* **Exercise instructions**:
(a) In the MT7628 forum thread, transcribe the part that starts with the words "No new upstream" and ends with "continue the work.".
(b) Which chip model numbers does the MT7628 forum thread mention? List each one.
(c) Continue the MT7628 forum thread after its last sentence.

* **Provided passage**:
=====

I see a bunch of topics conserning devices with MT7628 at its heart in development forum.
So, the question: what's the current status of MT7628 support in OpenWRT?
I've got small GL.iNet Mango (MT300N-V2) wireless router and in doubts whether OpenWRT supports on-chip DSA, HW-offloading and HW crypro enhancer? As far as I can see, there's no crypro engine support in configuration still, is there? (Despite work mentioned on the forum.) And what's about DSA and offloading?
And if something is not supported in OpenWRT at the moment, is it supported in OEM firmware?
The chip is not that Hi-end, of course. But it is meant to be improvement over MT7620. So, how is it actually when combined with software support? MT7620, for example, benefits substantially from HW-offloading.
In 2023, and considering the prices for mt7621a based alternatives, mt7628 should not be on your wish list. The rt2x00 based 2.4 SOC internal wireless alone makes it unattractive, before even looking at the slower single-core CPU (and the typically low flash/ RAM sizes).
That doesn't mean you can't use it, if you already own it - but then you'd already know what to expect (and what not).
No new upstream driver, so I don't think there is any change, also looking at those threads mostly stopped discussion about it for long, probably no one is interested to continue the work.
OEM supports or not, you can ask GL-INET, or you can try to go back to stock and test, however since their UI is simplified one, I doubt they will let you make those changes from UI even the core has support.

=====

[Structured page parsing data]
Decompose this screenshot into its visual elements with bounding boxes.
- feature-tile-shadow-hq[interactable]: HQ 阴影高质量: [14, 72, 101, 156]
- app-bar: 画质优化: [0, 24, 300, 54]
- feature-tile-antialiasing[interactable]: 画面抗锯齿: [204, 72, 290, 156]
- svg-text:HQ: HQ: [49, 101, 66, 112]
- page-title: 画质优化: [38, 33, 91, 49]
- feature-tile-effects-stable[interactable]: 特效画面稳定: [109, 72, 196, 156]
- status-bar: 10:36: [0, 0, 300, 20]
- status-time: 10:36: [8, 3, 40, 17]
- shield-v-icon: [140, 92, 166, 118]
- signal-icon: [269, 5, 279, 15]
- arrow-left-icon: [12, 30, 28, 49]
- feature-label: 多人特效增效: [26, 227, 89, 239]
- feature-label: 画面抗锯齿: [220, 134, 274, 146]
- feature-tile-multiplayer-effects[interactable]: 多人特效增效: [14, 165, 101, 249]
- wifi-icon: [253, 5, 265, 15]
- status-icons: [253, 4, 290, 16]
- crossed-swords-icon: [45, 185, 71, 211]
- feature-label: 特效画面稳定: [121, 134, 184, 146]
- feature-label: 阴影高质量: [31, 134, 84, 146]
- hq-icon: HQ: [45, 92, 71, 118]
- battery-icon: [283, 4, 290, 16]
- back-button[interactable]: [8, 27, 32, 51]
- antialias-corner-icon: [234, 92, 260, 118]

=====

* **Responses to the exercise**:
(a)
No new upstream driver, so I don't think there is any change, also looking at those threads mostly stopped discussion about it for long, probably no one is interested to continue the work.

(b) MT7628, MT7620, mt7621a

(c)
I don't know which country you are in, but I am in doubt with this price difference statement. In my country, the Mango is only half price when compared to my
Netgear WAX206 (and previously when it was on sale, it's only 20% more expensive than Mango), while the WAX206 has MT7622 which is a lot better in terms of performance, not to mention that it has 802.11AX & 2.5G WAN port.
GL.iNet is OpenWRT-based, isn't it? Has it ssh access? Will find out.
Well, I have searched something more decent, but couldn't find. (WAX206 among these) I'm in provincial Russia. Used or new. May be I'm not good enough in searching skills.
And GL.iNet' products are accessible here via Chinese AliExpress. (For less than $25.)
Just to be correct: MT7628 got a MediaTek-designed 2.4 GHz 802.11bgn similar to MT7603, unlike the older MT7620 SoC which got rt2x00 for Wi-Fi.
The big downside of the MT7628 is the lack of Gigabit Ethernet. And while an upstream Ethernet driver exists, there is still only a draft-quality driver for the switch not supporting most of it's features:
That's why in OpenWrt we are still using swconfig and the pre-upstream Ethernet driver with that SoC, and that would have to be sorted out first before we could try to support NAT and PPPoE offloading.
No idea about the crypto engine, probably some EIP97-like device.
Well, as far as I can see, the problem with mt7628 is that it is low-end now, while formally it is improvement over mt7620 in many aspects, the latter was not that "low-end" for its time. So, the lack of interest for developers. Although there obviously are many niches where mt7628 could be a quite adequate choice.
The unfinished work is.....5yrs ago....I wouldn't expect anything, I have a Buffalo WCR-1166DS which uses the same chipset and I will use it as cheap AP only, not gonna do much with it.
Yeah.....and you know the MT7628 was announced in 2014, which is almost 10 yrs ago? Technology is changing fast, even the above mentioned MT7621 was in the same period and already being considered as low end now.
Yes it's modified from OpenWrt, however unlike official OpenWrt it can use any ugly patch, and/or proprietary driver, and of course SSH is possible.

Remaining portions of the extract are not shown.